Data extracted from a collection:

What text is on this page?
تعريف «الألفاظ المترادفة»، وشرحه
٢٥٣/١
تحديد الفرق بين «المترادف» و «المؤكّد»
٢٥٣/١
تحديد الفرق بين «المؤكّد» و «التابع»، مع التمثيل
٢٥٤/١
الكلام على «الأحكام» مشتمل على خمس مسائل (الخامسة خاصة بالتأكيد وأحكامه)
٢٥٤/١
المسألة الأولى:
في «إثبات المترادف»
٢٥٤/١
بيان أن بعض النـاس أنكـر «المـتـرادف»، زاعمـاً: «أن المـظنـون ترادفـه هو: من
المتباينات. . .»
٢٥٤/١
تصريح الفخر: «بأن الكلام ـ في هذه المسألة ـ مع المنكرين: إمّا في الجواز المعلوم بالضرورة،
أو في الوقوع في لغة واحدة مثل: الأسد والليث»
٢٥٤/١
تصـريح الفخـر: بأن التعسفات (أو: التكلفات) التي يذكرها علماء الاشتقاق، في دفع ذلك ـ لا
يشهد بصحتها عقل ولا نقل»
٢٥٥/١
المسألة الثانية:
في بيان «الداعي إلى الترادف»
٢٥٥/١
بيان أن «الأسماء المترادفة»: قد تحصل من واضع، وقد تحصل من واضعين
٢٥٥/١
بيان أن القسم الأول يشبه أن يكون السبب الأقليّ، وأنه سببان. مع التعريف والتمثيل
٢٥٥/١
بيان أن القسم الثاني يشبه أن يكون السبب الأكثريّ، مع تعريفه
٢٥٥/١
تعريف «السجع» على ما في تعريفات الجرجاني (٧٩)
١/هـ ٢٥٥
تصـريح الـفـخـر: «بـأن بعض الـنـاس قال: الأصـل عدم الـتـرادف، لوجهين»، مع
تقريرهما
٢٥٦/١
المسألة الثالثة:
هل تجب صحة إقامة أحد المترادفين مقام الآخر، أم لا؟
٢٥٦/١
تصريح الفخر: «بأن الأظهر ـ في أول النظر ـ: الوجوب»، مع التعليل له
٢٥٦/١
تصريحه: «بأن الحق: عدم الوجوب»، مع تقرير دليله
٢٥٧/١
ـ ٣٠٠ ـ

---

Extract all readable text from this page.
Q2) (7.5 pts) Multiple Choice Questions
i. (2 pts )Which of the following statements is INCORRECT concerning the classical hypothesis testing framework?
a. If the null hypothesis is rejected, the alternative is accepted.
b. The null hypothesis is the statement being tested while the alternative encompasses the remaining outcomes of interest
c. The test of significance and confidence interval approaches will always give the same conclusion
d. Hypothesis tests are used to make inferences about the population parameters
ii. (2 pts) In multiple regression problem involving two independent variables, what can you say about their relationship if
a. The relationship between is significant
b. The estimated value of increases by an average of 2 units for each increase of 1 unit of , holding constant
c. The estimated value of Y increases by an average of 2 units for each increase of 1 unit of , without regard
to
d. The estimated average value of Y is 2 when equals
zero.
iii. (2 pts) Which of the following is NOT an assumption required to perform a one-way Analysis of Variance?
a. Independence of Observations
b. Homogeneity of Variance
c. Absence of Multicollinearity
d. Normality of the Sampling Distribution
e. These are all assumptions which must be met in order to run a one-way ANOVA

--

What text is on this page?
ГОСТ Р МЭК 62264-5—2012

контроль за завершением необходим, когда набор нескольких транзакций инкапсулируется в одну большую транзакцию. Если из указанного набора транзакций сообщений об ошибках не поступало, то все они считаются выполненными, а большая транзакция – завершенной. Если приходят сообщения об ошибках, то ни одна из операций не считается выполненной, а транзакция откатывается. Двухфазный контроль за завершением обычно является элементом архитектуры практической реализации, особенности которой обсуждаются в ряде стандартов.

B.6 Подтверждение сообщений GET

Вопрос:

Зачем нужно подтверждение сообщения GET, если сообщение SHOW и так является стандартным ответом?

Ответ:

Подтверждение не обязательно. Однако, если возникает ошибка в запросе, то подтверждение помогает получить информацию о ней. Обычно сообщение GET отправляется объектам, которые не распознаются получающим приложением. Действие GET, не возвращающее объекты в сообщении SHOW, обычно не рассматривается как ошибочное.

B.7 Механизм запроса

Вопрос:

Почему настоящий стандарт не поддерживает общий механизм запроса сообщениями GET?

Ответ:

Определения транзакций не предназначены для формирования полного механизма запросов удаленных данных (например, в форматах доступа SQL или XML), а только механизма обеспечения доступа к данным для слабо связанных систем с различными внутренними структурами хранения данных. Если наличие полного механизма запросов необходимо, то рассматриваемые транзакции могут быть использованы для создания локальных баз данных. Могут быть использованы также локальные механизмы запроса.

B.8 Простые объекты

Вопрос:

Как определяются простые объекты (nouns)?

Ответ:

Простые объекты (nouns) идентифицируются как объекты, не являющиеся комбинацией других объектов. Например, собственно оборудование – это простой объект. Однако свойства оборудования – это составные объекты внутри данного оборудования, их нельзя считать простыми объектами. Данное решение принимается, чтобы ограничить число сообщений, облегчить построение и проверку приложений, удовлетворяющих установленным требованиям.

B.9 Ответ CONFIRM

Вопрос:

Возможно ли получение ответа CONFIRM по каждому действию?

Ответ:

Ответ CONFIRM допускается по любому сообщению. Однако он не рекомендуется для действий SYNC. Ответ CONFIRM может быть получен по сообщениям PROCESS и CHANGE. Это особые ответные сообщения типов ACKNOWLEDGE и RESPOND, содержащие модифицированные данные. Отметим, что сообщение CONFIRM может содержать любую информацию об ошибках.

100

[YOUR TASK] Where a line in the entries holds "تصـريح", copy that line.

[RIGHT ANSWER]
تصـريح الفخـر: بأن التعسفات (أو: التكلفات) التي يذكرها علماء الاشتقاق، في دفع ذلك ـ لا
تصـريح الـفـخـر: «بـأن بعض الـنـاس قال: الأصـل عدم الـتـرادف، لوجهين»، مع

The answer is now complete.